* Listed entries *
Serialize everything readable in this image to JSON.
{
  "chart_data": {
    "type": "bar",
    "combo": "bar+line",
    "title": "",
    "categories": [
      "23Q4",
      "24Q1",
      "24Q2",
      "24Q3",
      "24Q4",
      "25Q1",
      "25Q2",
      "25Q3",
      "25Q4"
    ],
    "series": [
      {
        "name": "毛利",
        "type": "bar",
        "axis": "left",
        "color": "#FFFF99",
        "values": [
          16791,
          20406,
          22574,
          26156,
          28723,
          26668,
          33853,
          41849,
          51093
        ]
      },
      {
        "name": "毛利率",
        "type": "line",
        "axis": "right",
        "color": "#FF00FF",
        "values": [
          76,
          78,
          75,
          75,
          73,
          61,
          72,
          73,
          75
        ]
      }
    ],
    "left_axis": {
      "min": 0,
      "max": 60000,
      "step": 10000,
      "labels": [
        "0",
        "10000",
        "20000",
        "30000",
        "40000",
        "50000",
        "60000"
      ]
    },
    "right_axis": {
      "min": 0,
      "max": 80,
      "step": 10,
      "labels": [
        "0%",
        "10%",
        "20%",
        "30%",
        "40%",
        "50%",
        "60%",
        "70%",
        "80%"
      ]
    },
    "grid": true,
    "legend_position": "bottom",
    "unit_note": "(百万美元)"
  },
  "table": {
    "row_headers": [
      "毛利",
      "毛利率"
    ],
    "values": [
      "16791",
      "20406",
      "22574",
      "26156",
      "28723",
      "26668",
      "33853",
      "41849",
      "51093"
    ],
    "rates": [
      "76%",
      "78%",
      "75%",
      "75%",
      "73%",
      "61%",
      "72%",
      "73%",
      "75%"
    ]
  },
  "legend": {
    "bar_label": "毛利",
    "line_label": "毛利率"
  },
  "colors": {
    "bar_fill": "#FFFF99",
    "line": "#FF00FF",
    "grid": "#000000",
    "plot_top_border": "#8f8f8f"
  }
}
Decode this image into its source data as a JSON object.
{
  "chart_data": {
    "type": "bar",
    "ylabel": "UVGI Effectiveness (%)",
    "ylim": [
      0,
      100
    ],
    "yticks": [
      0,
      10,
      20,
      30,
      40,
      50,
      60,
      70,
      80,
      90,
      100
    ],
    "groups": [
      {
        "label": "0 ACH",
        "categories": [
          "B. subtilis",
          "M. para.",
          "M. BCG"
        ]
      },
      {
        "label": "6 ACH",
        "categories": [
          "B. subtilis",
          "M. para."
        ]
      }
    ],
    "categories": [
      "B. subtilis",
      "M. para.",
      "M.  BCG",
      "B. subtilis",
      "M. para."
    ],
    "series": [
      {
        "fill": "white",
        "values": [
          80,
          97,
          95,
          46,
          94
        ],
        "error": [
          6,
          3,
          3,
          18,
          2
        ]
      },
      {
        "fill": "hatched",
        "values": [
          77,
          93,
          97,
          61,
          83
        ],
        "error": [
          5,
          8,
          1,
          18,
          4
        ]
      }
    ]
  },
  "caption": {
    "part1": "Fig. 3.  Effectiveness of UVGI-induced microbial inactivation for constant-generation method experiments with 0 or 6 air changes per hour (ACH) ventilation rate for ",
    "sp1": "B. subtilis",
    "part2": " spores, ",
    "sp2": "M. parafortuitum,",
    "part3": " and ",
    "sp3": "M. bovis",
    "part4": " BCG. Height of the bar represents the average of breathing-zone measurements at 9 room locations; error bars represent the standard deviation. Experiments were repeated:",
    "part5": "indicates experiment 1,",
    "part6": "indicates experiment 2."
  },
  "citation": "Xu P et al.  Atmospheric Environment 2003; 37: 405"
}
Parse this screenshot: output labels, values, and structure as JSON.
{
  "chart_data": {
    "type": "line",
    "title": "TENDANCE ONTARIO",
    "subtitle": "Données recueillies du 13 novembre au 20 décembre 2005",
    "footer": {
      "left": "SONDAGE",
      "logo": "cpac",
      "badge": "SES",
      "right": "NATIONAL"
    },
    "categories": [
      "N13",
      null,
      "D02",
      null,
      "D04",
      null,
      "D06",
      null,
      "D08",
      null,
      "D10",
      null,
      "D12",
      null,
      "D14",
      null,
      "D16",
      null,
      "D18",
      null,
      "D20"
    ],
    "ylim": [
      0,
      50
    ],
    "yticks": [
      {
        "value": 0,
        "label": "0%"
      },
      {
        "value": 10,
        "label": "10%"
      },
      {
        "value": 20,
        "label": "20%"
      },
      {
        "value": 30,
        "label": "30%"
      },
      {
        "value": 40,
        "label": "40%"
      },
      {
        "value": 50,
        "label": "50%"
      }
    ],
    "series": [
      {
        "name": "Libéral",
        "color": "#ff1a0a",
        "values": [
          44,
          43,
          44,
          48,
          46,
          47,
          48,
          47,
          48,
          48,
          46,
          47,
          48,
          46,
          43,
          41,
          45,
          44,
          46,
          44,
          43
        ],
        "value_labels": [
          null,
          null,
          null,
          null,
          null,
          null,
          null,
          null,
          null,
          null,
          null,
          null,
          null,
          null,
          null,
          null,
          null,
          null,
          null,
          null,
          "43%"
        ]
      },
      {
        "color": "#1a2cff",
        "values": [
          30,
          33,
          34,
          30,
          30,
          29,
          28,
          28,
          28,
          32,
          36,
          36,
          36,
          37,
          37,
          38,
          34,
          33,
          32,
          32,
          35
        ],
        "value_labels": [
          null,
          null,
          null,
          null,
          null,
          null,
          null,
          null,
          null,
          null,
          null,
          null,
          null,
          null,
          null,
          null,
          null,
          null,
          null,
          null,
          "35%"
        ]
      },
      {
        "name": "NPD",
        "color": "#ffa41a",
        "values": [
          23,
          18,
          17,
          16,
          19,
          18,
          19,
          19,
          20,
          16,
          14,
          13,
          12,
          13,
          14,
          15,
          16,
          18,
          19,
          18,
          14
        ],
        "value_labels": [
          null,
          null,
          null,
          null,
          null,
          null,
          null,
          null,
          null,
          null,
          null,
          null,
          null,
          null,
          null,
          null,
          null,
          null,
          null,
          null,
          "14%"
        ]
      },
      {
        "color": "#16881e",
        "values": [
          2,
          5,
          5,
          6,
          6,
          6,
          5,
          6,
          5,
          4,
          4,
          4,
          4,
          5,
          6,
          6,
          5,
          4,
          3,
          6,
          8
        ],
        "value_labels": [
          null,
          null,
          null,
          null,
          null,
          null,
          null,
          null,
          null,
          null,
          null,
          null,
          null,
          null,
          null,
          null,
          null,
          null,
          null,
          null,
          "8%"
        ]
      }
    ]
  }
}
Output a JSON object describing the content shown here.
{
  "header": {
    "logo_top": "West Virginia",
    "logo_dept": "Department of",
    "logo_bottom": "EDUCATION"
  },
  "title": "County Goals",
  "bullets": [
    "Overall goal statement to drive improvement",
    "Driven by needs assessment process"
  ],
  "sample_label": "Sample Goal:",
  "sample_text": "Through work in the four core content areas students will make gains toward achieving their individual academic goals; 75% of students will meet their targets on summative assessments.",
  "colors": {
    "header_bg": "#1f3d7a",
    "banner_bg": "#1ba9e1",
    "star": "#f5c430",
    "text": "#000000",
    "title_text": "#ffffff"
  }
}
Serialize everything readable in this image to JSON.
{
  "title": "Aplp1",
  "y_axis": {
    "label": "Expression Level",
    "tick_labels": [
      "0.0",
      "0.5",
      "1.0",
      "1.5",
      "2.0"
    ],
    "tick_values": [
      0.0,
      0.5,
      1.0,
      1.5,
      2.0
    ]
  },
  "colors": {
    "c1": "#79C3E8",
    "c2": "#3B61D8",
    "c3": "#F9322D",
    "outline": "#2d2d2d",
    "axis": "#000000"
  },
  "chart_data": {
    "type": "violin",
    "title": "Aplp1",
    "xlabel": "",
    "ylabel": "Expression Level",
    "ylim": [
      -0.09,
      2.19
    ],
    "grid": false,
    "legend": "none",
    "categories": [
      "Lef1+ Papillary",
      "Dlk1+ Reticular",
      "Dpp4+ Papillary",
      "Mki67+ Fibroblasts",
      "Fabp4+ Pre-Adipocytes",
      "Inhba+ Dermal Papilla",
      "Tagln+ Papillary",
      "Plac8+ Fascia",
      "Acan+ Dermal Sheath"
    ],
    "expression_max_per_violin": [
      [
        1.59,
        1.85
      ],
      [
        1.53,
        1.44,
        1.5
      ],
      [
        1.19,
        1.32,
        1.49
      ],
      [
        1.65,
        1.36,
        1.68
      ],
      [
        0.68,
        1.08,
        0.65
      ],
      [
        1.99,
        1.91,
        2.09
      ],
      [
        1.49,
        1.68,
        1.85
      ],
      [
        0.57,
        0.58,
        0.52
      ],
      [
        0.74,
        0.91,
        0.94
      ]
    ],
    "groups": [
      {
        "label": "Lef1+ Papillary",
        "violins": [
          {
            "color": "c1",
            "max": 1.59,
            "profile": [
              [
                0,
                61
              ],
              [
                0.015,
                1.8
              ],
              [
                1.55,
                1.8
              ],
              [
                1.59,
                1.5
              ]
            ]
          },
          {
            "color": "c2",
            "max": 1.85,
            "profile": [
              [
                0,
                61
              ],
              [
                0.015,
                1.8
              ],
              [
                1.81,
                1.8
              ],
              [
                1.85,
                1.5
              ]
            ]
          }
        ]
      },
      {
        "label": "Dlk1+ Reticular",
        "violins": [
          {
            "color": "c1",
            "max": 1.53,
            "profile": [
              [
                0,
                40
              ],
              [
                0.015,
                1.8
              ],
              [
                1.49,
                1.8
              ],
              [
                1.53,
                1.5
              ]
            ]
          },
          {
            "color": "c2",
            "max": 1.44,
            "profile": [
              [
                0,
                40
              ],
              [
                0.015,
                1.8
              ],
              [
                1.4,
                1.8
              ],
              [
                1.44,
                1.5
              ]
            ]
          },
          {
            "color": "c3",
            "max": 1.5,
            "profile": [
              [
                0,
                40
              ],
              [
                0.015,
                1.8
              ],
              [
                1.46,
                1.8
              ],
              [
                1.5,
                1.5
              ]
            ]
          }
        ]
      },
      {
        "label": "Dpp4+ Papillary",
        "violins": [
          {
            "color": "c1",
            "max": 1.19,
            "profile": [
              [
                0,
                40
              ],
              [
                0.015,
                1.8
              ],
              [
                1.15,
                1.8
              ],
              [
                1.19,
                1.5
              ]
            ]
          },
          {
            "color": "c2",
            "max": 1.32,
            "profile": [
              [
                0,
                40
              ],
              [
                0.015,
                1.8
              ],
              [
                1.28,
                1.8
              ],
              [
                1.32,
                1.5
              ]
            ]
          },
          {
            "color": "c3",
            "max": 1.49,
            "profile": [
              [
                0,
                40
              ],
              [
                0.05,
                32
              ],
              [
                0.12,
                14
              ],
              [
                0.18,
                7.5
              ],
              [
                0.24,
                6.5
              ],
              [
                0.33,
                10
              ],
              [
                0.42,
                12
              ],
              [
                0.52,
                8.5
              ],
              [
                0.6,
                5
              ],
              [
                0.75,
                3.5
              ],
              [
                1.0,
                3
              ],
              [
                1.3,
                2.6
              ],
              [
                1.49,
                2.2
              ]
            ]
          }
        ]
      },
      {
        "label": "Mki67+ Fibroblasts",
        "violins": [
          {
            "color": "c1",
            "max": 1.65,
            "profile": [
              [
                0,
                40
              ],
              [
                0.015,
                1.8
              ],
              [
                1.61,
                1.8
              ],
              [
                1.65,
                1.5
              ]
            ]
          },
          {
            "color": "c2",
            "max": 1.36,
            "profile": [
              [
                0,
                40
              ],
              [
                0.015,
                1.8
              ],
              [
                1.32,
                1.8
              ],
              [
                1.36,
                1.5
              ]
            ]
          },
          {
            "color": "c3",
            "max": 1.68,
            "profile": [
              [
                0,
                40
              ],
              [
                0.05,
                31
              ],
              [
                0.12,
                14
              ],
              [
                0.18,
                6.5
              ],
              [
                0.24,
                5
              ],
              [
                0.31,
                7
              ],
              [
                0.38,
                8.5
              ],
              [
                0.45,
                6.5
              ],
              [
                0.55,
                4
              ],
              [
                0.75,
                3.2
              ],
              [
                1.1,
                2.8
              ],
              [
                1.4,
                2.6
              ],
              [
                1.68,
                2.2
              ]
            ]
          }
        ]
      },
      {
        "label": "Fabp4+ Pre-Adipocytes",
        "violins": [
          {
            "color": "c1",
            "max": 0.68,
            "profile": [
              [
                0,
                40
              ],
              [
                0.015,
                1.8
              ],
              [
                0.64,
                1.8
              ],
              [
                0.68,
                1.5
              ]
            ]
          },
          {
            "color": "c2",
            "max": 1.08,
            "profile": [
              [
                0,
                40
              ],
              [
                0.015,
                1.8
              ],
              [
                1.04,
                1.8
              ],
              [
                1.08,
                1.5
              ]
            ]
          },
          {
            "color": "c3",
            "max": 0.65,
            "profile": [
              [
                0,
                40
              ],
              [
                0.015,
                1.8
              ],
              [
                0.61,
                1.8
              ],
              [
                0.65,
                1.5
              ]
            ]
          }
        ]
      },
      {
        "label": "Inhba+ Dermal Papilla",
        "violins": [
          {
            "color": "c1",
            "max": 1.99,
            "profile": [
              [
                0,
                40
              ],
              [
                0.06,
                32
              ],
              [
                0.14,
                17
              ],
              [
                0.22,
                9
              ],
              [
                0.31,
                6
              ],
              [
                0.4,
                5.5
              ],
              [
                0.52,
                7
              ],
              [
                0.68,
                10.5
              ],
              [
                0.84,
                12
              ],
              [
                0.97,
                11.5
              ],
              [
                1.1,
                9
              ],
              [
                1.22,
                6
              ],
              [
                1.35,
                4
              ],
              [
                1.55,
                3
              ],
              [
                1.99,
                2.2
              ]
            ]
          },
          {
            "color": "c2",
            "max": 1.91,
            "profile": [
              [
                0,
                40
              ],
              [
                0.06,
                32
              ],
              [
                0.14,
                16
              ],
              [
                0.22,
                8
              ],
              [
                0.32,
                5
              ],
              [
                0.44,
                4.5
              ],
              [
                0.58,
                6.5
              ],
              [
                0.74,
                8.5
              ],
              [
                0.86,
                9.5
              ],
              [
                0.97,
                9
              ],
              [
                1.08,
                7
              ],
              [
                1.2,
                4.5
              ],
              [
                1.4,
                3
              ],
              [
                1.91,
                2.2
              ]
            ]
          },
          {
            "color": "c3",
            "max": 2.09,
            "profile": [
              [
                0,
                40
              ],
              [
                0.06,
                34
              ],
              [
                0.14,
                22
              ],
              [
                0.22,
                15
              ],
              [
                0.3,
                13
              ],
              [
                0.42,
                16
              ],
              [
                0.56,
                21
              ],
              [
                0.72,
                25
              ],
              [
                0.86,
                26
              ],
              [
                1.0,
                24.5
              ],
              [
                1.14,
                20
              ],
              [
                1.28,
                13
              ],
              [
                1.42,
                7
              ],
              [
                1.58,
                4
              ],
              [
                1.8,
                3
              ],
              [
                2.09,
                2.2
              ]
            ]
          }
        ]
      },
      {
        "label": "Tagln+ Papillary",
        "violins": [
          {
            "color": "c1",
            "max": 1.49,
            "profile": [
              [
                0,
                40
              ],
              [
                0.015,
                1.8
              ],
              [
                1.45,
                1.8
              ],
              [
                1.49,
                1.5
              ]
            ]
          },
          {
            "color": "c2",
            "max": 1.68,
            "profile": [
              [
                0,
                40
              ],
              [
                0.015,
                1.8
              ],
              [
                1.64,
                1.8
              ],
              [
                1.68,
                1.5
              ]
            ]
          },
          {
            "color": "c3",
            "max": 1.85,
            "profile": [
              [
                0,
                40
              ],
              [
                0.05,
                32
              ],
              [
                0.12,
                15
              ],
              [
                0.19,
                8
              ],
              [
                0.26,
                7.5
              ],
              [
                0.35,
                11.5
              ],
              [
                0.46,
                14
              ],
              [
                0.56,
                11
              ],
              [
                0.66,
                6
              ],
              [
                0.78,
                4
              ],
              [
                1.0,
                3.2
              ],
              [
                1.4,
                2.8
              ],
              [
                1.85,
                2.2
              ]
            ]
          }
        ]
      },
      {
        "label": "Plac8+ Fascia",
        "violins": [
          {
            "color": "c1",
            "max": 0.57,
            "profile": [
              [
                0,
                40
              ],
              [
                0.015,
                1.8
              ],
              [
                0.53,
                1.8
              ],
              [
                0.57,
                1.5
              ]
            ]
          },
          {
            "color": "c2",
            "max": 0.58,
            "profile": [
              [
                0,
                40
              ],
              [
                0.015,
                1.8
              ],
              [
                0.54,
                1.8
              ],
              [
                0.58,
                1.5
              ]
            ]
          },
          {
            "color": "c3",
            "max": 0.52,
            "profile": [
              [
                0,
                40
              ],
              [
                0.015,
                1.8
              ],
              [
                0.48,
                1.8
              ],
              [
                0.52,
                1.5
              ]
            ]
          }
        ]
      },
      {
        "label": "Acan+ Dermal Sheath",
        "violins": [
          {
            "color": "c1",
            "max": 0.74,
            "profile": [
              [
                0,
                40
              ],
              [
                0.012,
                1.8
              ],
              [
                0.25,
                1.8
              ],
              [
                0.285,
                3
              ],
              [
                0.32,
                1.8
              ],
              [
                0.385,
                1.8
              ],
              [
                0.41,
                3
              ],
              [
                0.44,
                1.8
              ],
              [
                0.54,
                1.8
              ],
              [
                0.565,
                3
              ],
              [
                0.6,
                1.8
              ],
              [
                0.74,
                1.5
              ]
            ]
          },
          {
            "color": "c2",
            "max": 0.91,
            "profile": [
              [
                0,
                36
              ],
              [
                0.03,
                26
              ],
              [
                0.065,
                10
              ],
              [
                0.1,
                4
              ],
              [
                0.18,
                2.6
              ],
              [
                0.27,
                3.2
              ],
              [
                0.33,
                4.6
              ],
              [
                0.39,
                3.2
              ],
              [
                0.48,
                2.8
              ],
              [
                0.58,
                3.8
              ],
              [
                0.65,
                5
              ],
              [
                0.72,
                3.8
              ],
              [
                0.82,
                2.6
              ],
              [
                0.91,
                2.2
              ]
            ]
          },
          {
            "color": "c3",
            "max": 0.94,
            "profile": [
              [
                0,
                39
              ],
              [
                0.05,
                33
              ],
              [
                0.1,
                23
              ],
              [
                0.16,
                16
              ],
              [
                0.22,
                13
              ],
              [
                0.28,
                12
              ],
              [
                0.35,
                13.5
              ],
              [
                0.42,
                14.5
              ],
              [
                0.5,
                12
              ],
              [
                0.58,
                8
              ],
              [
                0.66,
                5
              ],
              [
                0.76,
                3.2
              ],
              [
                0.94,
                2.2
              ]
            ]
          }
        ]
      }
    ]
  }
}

* What the exercise asks *
List every line from the entries above in which "content" appears.

* Solution for this problem *
Output a JSON object describing the content shown here.
  "sample_text": "Through work in the four core content areas students will make gains toward achieving their individual academic goals; 75% of students will meet their targets on summative assessments.",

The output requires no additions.